[WHAT THE EXERCISE ASKS]
Take the records underneath and set them down exactly.
··· PROVIDED INFORMATION ···
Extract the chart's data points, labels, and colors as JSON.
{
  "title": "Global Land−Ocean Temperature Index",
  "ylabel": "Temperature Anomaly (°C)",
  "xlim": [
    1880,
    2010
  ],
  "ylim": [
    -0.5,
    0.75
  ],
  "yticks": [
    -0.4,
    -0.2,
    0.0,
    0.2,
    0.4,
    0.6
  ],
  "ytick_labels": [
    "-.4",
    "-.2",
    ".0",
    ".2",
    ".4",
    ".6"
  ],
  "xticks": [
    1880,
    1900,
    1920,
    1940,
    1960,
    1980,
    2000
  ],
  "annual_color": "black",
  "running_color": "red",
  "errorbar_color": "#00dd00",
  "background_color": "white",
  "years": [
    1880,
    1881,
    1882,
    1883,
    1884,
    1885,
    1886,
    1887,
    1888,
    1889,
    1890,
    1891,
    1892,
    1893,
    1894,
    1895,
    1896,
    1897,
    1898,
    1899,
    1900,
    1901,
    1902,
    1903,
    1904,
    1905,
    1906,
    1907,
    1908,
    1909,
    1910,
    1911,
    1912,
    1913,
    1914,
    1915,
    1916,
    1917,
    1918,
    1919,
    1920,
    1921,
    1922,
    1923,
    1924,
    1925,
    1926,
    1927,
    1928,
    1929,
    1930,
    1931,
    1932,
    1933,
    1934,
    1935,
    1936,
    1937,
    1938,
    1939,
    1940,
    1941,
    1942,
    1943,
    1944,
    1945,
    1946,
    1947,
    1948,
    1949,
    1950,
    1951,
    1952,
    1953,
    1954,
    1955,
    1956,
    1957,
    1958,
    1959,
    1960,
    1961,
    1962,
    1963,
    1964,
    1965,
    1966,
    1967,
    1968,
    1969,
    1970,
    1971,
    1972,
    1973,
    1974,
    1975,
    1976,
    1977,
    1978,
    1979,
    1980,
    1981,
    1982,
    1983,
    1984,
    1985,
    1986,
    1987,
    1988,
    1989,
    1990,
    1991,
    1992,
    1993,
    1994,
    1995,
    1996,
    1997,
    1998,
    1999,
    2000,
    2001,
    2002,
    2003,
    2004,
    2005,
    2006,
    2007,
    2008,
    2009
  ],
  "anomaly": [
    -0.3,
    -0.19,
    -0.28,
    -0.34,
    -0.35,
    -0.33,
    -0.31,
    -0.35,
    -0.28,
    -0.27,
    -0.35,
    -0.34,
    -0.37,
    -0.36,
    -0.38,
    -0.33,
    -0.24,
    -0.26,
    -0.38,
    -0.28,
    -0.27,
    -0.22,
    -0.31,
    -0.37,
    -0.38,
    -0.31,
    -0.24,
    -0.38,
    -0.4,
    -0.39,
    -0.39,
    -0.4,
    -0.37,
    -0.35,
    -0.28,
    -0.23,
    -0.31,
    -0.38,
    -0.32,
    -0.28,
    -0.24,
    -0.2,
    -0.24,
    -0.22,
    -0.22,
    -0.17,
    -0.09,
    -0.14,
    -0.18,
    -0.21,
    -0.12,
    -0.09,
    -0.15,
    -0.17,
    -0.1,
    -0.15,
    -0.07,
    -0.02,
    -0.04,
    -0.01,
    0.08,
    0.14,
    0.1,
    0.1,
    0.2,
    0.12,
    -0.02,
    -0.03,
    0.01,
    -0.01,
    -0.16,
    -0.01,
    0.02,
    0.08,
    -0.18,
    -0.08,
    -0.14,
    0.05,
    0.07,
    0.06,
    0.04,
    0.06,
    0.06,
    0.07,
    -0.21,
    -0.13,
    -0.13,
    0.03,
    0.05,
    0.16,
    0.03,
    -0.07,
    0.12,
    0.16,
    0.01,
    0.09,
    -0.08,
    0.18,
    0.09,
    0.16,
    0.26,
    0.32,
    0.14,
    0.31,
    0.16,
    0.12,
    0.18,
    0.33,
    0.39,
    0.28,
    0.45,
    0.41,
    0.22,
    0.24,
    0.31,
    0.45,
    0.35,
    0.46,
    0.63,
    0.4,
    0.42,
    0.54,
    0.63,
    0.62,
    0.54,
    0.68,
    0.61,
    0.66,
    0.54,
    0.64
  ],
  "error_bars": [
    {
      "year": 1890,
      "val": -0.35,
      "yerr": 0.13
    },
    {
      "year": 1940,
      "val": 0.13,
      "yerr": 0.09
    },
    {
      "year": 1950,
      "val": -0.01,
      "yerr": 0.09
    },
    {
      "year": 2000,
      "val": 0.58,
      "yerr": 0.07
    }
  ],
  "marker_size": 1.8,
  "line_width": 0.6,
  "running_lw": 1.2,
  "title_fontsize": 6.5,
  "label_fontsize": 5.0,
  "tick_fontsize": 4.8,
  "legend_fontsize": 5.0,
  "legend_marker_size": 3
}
···
[RESULT OF THE EXERCISE]
Extract the chart's data points, labels, and colors as JSON.
{
  "title": "Global Land−Ocean Temperature Index",
  "ylabel": "Temperature Anomaly (°C)",
  "xlim": [
    1880,
    2010
  ],
  "ylim": [
    -0.5,
    0.75
  ],
  "yticks": [
    -0.4,
    -0.2,
    0.0,
    0.2,
    0.4,
    0.6
  ],
  "ytick_labels": [
    "-.4",
    "-.2",
    ".0",
    ".2",
    ".4",
    ".6"
  ],
  "xticks": [
    1880,
    1900,
    1920,
    1940,
    1960,
    1980,
    2000
  ],
  "annual_color": "black",
  "running_color": "red",
  "errorbar_color": "#00dd00",
  "background_color": "white",
  "years": [
    1880,
    1881,
    1882,
    1883,
    1884,
    1885,
    1886,
    1887,
    1888,
    1889,
    1890,
    1891,
    1892,
    1893,
    1894,
    1895,
    1896,
    1897,
    1898,
    1899,
    1900,
    1901,
    1902,
    1903,
    1904,
    1905,
    1906,
    1907,
    1908,
    1909,
    1910,
    1911,
    1912,
    1913,
    1914,
    1915,
    1916,
    1917,
    1918,
    1919,
    1920,
    1921,
    1922,
    1923,
    1924,
    1925,
    1926,
    1927,
    1928,
    1929,
    1930,
    1931,
    1932,
    1933,
    1934,
    1935,
    1936,
    1937,
    1938,
    1939,
    1940,
    1941,
    1942,
    1943,
    1944,
    1945,
    1946,
    1947,
    1948,
    1949,
    1950,
    1951,
    1952,
    1953,
    1954,
    1955,
    1956,
    1957,
    1958,
    1959,
    1960,
    1961,
    1962,
    1963,
    1964,
    1965,
    1966,
    1967,
    1968,
    1969,
    1970,
    1971,
    1972,
    1973,
    1974,
    1975,
    1976,
    1977,
    1978,
    1979,
    1980,
    1981,
    1982,
    1983,
    1984,
    1985,
    1986,
    1987,
    1988,
    1989,
    1990,
    1991,
    1992,
    1993,
    1994,
    1995,
    1996,
    1997,
    1998,
    1999,
    2000,
    2001,
    2002,
    2003,
    2004,
    2005,
    2006,
    2007,
    2008,
    2009
  ],
  "anomaly": [
    -0.3,
    -0.19,
    -0.28,
    -0.34,
    -0.35,
    -0.33,
    -0.31,
    -0.35,
    -0.28,
    -0.27,
    -0.35,
    -0.34,
    -0.37,
    -0.36,
    -0.38,
    -0.33,
    -0.24,
    -0.26,
    -0.38,
    -0.28,
    -0.27,
    -0.22,
    -0.31,
    -0.37,
    -0.38,
    -0.31,
    -0.24,
    -0.38,
    -0.4,
    -0.39,
    -0.39,
    -0.4,
    -0.37,
    -0.35,
    -0.28,
    -0.23,
    -0.31,
    -0.38,
    -0.32,
    -0.28,
    -0.24,
    -0.2,
    -0.24,
    -0.22,
    -0.22,
    -0.17,
    -0.09,
    -0.14,
    -0.18,
    -0.21,
    -0.12,
    -0.09,
    -0.15,
    -0.17,
    -0.1,
    -0.15,
    -0.07,
    -0.02,
    -0.04,
    -0.01,
    0.08,
    0.14,
    0.1,
    0.1,
    0.2,
    0.12,
    -0.02,
    -0.03,
    0.01,
    -0.01,
    -0.16,
    -0.01,
    0.02,
    0.08,
    -0.18,
    -0.08,
    -0.14,
    0.05,
    0.07,
    0.06,
    0.04,
    0.06,
    0.06,
    0.07,
    -0.21,
    -0.13,
    -0.13,
    0.03,
    0.05,
    0.16,
    0.03,
    -0.07,
    0.12,
    0.16,
    0.01,
    0.09,
    -0.08,
    0.18,
    0.09,
    0.16,
    0.26,
    0.32,
    0.14,
    0.31,
    0.16,
    0.12,
    0.18,
    0.33,
    0.39,
    0.28,
    0.45,
    0.41,
    0.22,
    0.24,
    0.31,
    0.45,
    0.35,
    0.46,
    0.63,
    0.4,
    0.42,
    0.54,
    0.63,
    0.62,
    0.54,
    0.68,
    0.61,
    0.66,
    0.54,
    0.64
  ],
  "error_bars": [
    {
      "year": 1890,
      "val": -0.35,
      "yerr": 0.13
    },
    {
      "year": 1940,
      "val": 0.13,
      "yerr": 0.09
    },
    {
      "year": 1950,
      "val": -0.01,
      "yerr": 0.09
    },
    {
      "year": 2000,
      "val": 0.58,
      "yerr": 0.07
    }
  ],
  "marker_size": 1.8,
  "line_width": 0.6,
  "running_lw": 1.2,
  "title_fontsize": 6.5,
  "label_fontsize": 5.0,
  "tick_fontsize": 4.8,
  "legend_fontsize": 5.0,
  "legend_marker_size": 3
}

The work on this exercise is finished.